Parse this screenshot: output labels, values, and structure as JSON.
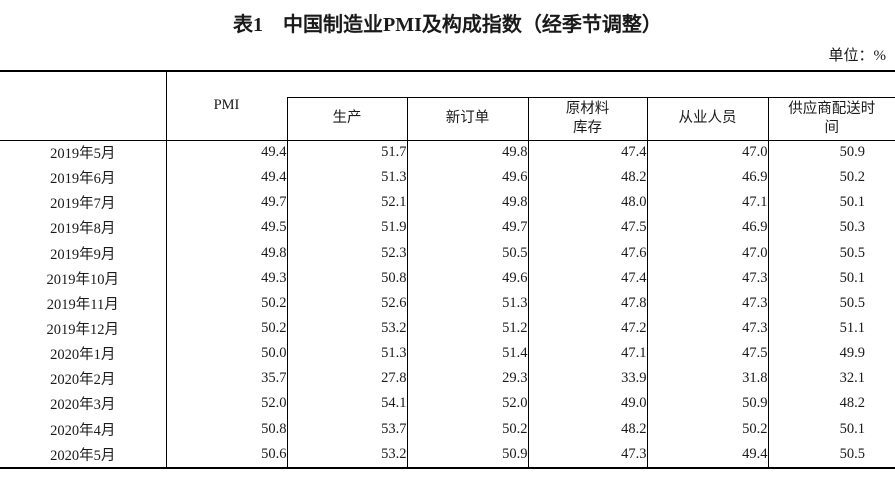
{
  "page": {
    "title": "表1　中国制造业PMI及构成指数（经季节调整）",
    "unit_label": "单位：%"
  },
  "table": {
    "columns": [
      "PMI",
      "生产",
      "新订单",
      "原材料\n库存",
      "从业人员",
      "供应商配送时\n间"
    ],
    "column_names": [
      "pmi",
      "production",
      "new-orders",
      "raw-materials-inventory",
      "employed-persons",
      "supplier-delivery-time"
    ],
    "rows": [
      {
        "period": "2019年5月",
        "values": [
          "49.4",
          "51.7",
          "49.8",
          "47.4",
          "47.0",
          "50.9"
        ]
      },
      {
        "period": "2019年6月",
        "values": [
          "49.4",
          "51.3",
          "49.6",
          "48.2",
          "46.9",
          "50.2"
        ]
      },
      {
        "period": "2019年7月",
        "values": [
          "49.7",
          "52.1",
          "49.8",
          "48.0",
          "47.1",
          "50.1"
        ]
      },
      {
        "period": "2019年8月",
        "values": [
          "49.5",
          "51.9",
          "49.7",
          "47.5",
          "46.9",
          "50.3"
        ]
      },
      {
        "period": "2019年9月",
        "values": [
          "49.8",
          "52.3",
          "50.5",
          "47.6",
          "47.0",
          "50.5"
        ]
      },
      {
        "period": "2019年10月",
        "values": [
          "49.3",
          "50.8",
          "49.6",
          "47.4",
          "47.3",
          "50.1"
        ]
      },
      {
        "period": "2019年11月",
        "values": [
          "50.2",
          "52.6",
          "51.3",
          "47.8",
          "47.3",
          "50.5"
        ]
      },
      {
        "period": "2019年12月",
        "values": [
          "50.2",
          "53.2",
          "51.2",
          "47.2",
          "47.3",
          "51.1"
        ]
      },
      {
        "period": "2020年1月",
        "values": [
          "50.0",
          "51.3",
          "51.4",
          "47.1",
          "47.5",
          "49.9"
        ]
      },
      {
        "period": "2020年2月",
        "values": [
          "35.7",
          "27.8",
          "29.3",
          "33.9",
          "31.8",
          "32.1"
        ]
      },
      {
        "period": "2020年3月",
        "values": [
          "52.0",
          "54.1",
          "52.0",
          "49.0",
          "50.9",
          "48.2"
        ]
      },
      {
        "period": "2020年4月",
        "values": [
          "50.8",
          "53.7",
          "50.2",
          "48.2",
          "50.2",
          "50.1"
        ]
      },
      {
        "period": "2020年5月",
        "values": [
          "50.6",
          "53.2",
          "50.9",
          "47.3",
          "49.4",
          "50.5"
        ]
      }
    ]
  }
}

□ □ □

#### THE REQUEST
Your task is to retype all the entries exactly and leave out any pictures.

#### FULL OUTPUT
Parse this screenshot: output labels, values, and structure as JSON.
{
  "page": {
    "title": "表1　中国制造业PMI及构成指数（经季节调整）",
    "unit_label": "单位：%"
  },
  "table": {
    "columns": [
      "PMI",
      "生产",
      "新订单",
      "原材料\n库存",
      "从业人员",
      "供应商配送时\n间"
    ],
    "column_names": [
      "pmi",
      "production",
      "new-orders",
      "raw-materials-inventory",
      "employed-persons",
      "supplier-delivery-time"
    ],
    "rows": [
      {
        "period": "2019年5月",
        "values": [
          "49.4",
          "51.7",
          "49.8",
          "47.4",
          "47.0",
          "50.9"
        ]
      },
      {
        "period": "2019年6月",
        "values": [
          "49.4",
          "51.3",
          "49.6",
          "48.2",
          "46.9",
          "50.2"
        ]
      },
      {
        "period": "2019年7月",
        "values": [
          "49.7",
          "52.1",
          "49.8",
          "48.0",
          "47.1",
          "50.1"
        ]
      },
      {
        "period": "2019年8月",
        "values": [
          "49.5",
          "51.9",
          "49.7",
          "47.5",
          "46.9",
          "50.3"
        ]
      },
      {
        "period": "2019年9月",
        "values": [
          "49.8",
          "52.3",
          "50.5",
          "47.6",
          "47.0",
          "50.5"
        ]
      },
      {
        "period": "2019年10月",
        "values": [
          "49.3",
          "50.8",
          "49.6",
          "47.4",
          "47.3",
          "50.1"
        ]
      },
      {
        "period": "2019年11月",
        "values": [
          "50.2",
          "52.6",
          "51.3",
          "47.8",
          "47.3",
          "50.5"
        ]
      },
      {
        "period": "2019年12月",
        "values": [
          "50.2",
          "53.2",
          "51.2",
          "47.2",
          "47.3",
          "51.1"
        ]
      },
      {
        "period": "2020年1月",
        "values": [
          "50.0",
          "51.3",
          "51.4",
          "47.1",
          "47.5",
          "49.9"
        ]
      },
      {
        "period": "2020年2月",
        "values": [
          "35.7",
          "27.8",
          "29.3",
          "33.9",
          "31.8",
          "32.1"
        ]
      },
      {
        "period": "2020年3月",
        "values": [
          "52.0",
          "54.1",
          "52.0",
          "49.0",
          "50.9",
          "48.2"
        ]
      },
      {
        "period": "2020年4月",
        "values": [
          "50.8",
          "53.7",
          "50.2",
          "48.2",
          "50.2",
          "50.1"
        ]
      },
      {
        "period": "2020年5月",
        "values": [
          "50.6",
          "53.2",
          "50.9",
          "47.3",
          "49.4",
          "50.5"
        ]
      }
    ]
  }
}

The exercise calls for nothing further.